Stated problem
The records below need retyping in full; give them again exactly.

Provided entries
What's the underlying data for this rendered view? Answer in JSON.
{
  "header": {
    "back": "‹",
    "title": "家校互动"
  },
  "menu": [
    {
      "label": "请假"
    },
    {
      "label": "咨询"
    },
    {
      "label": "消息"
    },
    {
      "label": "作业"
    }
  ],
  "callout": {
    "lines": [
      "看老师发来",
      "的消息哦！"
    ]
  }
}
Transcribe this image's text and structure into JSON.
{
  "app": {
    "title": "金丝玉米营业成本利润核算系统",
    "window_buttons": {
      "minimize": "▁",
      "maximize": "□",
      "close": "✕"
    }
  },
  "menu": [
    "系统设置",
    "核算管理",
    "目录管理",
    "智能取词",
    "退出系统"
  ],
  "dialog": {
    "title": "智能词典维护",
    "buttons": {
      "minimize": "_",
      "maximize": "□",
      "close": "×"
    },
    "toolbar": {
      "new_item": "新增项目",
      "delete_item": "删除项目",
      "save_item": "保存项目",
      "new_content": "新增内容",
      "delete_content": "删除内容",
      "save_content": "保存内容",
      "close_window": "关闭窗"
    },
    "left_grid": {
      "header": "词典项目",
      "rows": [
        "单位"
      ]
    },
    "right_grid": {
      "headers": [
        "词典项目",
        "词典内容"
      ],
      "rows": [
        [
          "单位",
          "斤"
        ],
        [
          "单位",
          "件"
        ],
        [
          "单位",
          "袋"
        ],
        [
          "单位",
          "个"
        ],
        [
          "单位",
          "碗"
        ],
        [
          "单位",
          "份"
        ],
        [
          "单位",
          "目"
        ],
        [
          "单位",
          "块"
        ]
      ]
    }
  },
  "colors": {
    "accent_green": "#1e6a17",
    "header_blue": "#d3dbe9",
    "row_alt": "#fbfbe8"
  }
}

Complete response
What's the underlying data for this rendered view? Answer in JSON.
{
  "header": {
    "back": "‹",
    "title": "家校互动"
  },
  "menu": [
    {
      "label": "请假"
    },
    {
      "label": "咨询"
    },
    {
      "label": "消息"
    },
    {
      "label": "作业"
    }
  ],
  "callout": {
    "lines": [
      "看老师发来",
      "的消息哦！"
    ]
  }
}
Transcribe this image's text and structure into JSON.
{
  "app": {
    "title": "金丝玉米营业成本利润核算系统",
    "window_buttons": {
      "minimize": "▁",
      "maximize": "□",
      "close": "✕"
    }
  },
  "menu": [
    "系统设置",
    "核算管理",
    "目录管理",
    "智能取词",
    "退出系统"
  ],
  "dialog": {
    "title": "智能词典维护",
    "buttons": {
      "minimize": "_",
      "maximize": "□",
      "close": "×"
    },
    "toolbar": {
      "new_item": "新增项目",
      "delete_item": "删除项目",
      "save_item": "保存项目",
      "new_content": "新增内容",
      "delete_content": "删除内容",
      "save_content": "保存内容",
      "close_window": "关闭窗"
    },
    "left_grid": {
      "header": "词典项目",
      "rows": [
        "单位"
      ]
    },
    "right_grid": {
      "headers": [
        "词典项目",
        "词典内容"
      ],
      "rows": [
        [
          "单位",
          "斤"
        ],
        [
          "单位",
          "件"
        ],
        [
          "单位",
          "袋"
        ],
        [
          "单位",
          "个"
        ],
        [
          "单位",
          "碗"
        ],
        [
          "单位",
          "份"
        ],
        [
          "单位",
          "目"
        ],
        [
          "单位",
          "块"
        ]
      ]
    }
  },
  "colors": {
    "accent_green": "#1e6a17",
    "header_blue": "#d3dbe9",
    "row_alt": "#fbfbe8"
  }
}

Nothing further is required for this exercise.